● Page:
Le siècle des Plantagenets


CRITEUIL-LA-MAGDELAINE

Située aux confins de l'Angoumois et de la Saintonge, à 14 km de Chateauneuf et à 10 km de Barbezieux, Criteuil la Magdeleine était au Moyen Age un gros village prospère. Établi à peu de distance du cours du Né, un affluent de la Charente, le site dispose d'un terroir aux bonnes aptitudes céréalières qui seront mises en valeur dès le XI°s. mais, les chemins environnants n'ont pas la disposition rayonnante caractéristique, signe, sans doute, d'un développement pastoral précoce (X°s.) favorisé par la proximité du cours d'eau à 1500m environ. Ceci prouve également que le lieu de culte fut fixé dès la Haute Époque.

Si l'on s'en tient aux surfaces consacrées, l'édifice primitif était constitué d'une petite cella établie sur un axe légèrement différent de celui de la nef actuelle, les travaux de l'époque romane commenceront vers le début du XII°s. avec la construction d'une nouvelle abside aujourd'hui disparue. Vers 1130, une travée clocher contiguë va suivre. C'est une œuvre puissante avec au premier niveau des doubleaux et des formerets en arc brisé à double rouleaux reposant sur des piles rectangulaires. Le doubleau de l'est semble avoir été retaillé au XIII°s. La surface au sol obtenue, légèrement rectangulaire, sera coiffée d'une coupole de l'école d'Angoulême reposant sur quatre pendentifs réguliers. La travée et sa coupole sont achevées vers 1150 et comportent un escalier à vis dans l'angle sud ouest de l'ouvrage; le clocher fut mis en attente et probablement réalisé à la fin du XII°s. sur une base polygonale.

A cette époque existait-il une cella occidentale? C'est probable et la nouvelle nef commencée vers 1150 conservera l'alignement nord mais prendra au sud celui donné par le volume de la tourelle d'escalier, d'où un désaxement vers le sud de 0m 35, pour la nouvelle œuvre. A cette époque, la population nombreuse devait se contenter des surfaces de l'abside et de la travée clocher et le maître d'œuvre fut prié de faire vite. 11 choisit d'implanter les trois travées et la façade dès le début des travaux afin de construire les élévations et d'offrir rapidement un volume pour l'exercice du culte. Ensuite les travaux se poursuivront au dessus d'un plancher de protection.

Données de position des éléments
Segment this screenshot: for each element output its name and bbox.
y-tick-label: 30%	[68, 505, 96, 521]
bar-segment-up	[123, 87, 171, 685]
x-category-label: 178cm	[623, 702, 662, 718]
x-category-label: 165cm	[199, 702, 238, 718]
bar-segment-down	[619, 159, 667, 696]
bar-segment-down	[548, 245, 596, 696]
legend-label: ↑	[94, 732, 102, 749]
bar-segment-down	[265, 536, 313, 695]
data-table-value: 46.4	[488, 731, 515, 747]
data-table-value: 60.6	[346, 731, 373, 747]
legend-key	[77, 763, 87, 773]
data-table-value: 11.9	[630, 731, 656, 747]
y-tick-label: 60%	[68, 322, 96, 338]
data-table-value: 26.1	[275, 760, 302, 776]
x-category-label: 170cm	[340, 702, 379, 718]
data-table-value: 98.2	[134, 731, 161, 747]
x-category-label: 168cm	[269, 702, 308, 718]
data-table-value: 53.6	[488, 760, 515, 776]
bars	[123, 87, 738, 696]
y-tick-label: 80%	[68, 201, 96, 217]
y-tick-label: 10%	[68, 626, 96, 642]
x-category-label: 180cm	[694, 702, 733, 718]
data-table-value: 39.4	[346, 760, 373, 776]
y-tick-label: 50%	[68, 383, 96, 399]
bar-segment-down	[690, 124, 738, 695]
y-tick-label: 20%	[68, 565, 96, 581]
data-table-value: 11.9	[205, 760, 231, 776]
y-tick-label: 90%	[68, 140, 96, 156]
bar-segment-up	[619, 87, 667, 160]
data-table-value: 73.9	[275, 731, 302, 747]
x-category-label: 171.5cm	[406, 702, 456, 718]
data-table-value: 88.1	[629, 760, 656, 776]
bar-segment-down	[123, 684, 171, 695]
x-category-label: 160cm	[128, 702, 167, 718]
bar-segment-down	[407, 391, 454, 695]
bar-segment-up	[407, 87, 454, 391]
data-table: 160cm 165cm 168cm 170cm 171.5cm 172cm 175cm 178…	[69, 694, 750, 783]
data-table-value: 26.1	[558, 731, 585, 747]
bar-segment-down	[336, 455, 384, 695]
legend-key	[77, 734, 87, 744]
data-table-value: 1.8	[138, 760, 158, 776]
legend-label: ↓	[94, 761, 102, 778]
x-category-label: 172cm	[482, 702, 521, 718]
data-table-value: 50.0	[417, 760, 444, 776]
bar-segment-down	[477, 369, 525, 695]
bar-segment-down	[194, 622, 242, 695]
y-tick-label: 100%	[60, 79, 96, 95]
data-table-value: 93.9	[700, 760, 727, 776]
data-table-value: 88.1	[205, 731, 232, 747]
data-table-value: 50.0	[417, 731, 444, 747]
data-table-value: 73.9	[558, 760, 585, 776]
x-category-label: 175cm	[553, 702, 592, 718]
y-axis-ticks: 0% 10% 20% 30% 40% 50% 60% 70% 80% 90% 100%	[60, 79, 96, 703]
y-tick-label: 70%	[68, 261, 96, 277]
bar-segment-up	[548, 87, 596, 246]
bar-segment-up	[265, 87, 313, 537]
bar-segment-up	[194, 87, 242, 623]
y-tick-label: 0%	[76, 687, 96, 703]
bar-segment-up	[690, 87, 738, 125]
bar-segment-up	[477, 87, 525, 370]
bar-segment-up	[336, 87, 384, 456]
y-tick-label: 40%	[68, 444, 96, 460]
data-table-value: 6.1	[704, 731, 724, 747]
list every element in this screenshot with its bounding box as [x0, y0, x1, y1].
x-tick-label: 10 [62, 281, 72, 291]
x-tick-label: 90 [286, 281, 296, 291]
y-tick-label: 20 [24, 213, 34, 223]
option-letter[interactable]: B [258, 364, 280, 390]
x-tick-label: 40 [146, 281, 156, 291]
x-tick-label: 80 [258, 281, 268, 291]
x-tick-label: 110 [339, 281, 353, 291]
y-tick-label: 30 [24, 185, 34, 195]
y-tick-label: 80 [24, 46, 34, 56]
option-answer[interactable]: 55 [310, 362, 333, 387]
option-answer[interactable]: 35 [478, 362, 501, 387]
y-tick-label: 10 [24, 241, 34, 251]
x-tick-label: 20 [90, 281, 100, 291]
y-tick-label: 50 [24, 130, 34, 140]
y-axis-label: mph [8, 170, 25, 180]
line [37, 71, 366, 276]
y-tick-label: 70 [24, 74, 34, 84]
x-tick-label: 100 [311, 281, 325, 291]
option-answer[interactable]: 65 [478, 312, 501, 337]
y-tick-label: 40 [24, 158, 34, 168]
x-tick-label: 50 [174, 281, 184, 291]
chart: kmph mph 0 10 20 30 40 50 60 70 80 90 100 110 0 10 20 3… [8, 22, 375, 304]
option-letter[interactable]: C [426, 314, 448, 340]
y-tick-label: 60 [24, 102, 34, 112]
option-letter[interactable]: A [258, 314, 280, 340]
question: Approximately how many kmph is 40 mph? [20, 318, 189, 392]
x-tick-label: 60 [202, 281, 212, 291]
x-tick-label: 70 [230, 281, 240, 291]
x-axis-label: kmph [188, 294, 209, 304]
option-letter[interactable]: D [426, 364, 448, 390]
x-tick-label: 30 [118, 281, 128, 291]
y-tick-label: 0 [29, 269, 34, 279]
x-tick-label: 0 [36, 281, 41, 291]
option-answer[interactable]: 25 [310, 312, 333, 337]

● Consigne:
Modifiez le passage du texte sur Criteuil-la-Magdelaine, de "CRITEUIL-LA-MAGDELAINE" à "la Haute Époque.", en y remplaçant "village" par "bourg", puis donnez-le en entier. Ces données n'interviennent en rien ici.

● Réponse finale:
CRITEUIL-LA-MAGDELAINE

Située aux confins de l'Angoumois et de la Saintonge, à 14 km de Chateauneuf et à 10 km de Barbezieux, Criteuil la Magdeleine était au Moyen Age un gros bourg prospère. Établi à peu de distance du cours du Né, un affluent de la Charente, le site dispose d'un terroir aux bonnes aptitudes céréalières qui seront mises en valeur dès le XI°s. mais, les chemins environnants n'ont pas la disposition rayonnante caractéristique, signe, sans doute, d'un développement pastoral précoce (X°s.) favorisé par la proximité du cours d'eau à 1500m environ. Ceci prouve également que le lieu de culte fut fixé dès la Haute Époque.